Would you restate all the data that follows, word for word?

>> start

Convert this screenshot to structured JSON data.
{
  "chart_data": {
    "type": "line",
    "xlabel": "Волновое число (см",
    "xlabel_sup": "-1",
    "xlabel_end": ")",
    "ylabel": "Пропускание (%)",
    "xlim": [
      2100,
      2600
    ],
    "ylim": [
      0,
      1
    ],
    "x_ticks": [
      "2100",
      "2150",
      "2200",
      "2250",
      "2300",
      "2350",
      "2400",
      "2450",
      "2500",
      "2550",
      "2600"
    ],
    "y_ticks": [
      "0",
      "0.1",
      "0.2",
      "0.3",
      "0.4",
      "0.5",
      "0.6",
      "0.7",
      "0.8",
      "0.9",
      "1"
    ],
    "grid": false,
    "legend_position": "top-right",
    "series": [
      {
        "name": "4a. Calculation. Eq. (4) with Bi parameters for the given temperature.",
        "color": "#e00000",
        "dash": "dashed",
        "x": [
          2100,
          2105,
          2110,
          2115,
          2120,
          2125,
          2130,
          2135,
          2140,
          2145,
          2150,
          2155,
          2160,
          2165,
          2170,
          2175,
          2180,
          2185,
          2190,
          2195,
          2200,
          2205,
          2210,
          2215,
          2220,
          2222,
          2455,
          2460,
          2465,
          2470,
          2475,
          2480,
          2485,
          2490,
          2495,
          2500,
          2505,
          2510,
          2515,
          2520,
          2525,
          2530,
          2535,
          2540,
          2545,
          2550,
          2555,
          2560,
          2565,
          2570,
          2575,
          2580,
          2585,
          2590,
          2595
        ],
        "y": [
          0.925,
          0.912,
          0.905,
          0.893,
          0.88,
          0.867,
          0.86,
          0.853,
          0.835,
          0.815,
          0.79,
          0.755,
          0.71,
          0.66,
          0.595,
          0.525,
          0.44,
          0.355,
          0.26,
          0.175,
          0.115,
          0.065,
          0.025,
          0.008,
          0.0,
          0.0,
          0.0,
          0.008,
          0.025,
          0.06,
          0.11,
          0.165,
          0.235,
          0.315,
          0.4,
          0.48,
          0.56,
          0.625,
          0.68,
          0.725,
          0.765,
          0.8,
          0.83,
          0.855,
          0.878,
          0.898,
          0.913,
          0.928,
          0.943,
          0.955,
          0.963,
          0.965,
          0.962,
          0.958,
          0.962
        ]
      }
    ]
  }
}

>> end

**Written response**
Convert this screenshot to structured JSON data.
{
  "chart_data": {
    "type": "line",
    "xlabel": "Волновое число (см",
    "xlabel_sup": "-1",
    "xlabel_end": ")",
    "ylabel": "Пропускание (%)",
    "xlim": [
      2100,
      2600
    ],
    "ylim": [
      0,
      1
    ],
    "x_ticks": [
      "2100",
      "2150",
      "2200",
      "2250",
      "2300",
      "2350",
      "2400",
      "2450",
      "2500",
      "2550",
      "2600"
    ],
    "y_ticks": [
      "0",
      "0.1",
      "0.2",
      "0.3",
      "0.4",
      "0.5",
      "0.6",
      "0.7",
      "0.8",
      "0.9",
      "1"
    ],
    "grid": false,
    "legend_position": "top-right",
    "series": [
      {
        "name": "4a. Calculation. Eq. (4) with Bi parameters for the given temperature.",
        "color": "#e00000",
        "dash": "dashed",
        "x": [
          2100,
          2105,
          2110,
          2115,
          2120,
          2125,
          2130,
          2135,
          2140,
          2145,
          2150,
          2155,
          2160,
          2165,
          2170,
          2175,
          2180,
          2185,
          2190,
          2195,
          2200,
          2205,
          2210,
          2215,
          2220,
          2222,
          2455,
          2460,
          2465,
          2470,
          2475,
          2480,
          2485,
          2490,
          2495,
          2500,
          2505,
          2510,
          2515,
          2520,
          2525,
          2530,
          2535,
          2540,
          2545,
          2550,
          2555,
          2560,
          2565,
          2570,
          2575,
          2580,
          2585,
          2590,
          2595
        ],
        "y": [
          0.925,
          0.912,
          0.905,
          0.893,
          0.88,
          0.867,
          0.86,
          0.853,
          0.835,
          0.815,
          0.79,
          0.755,
          0.71,
          0.66,
          0.595,
          0.525,
          0.44,
          0.355,
          0.26,
          0.175,
          0.115,
          0.065,
          0.025,
          0.008,
          0.0,
          0.0,
          0.0,
          0.008,
          0.025,
          0.06,
          0.11,
          0.165,
          0.235,
          0.315,
          0.4,
          0.48,
          0.56,
          0.625,
          0.68,
          0.725,
          0.765,
          0.8,
          0.83,
          0.855,
          0.878,
          0.898,
          0.913,
          0.928,
          0.943,
          0.955,
          0.963,
          0.965,
          0.962,
          0.958,
          0.962
        ]
      }
    ]
  }
}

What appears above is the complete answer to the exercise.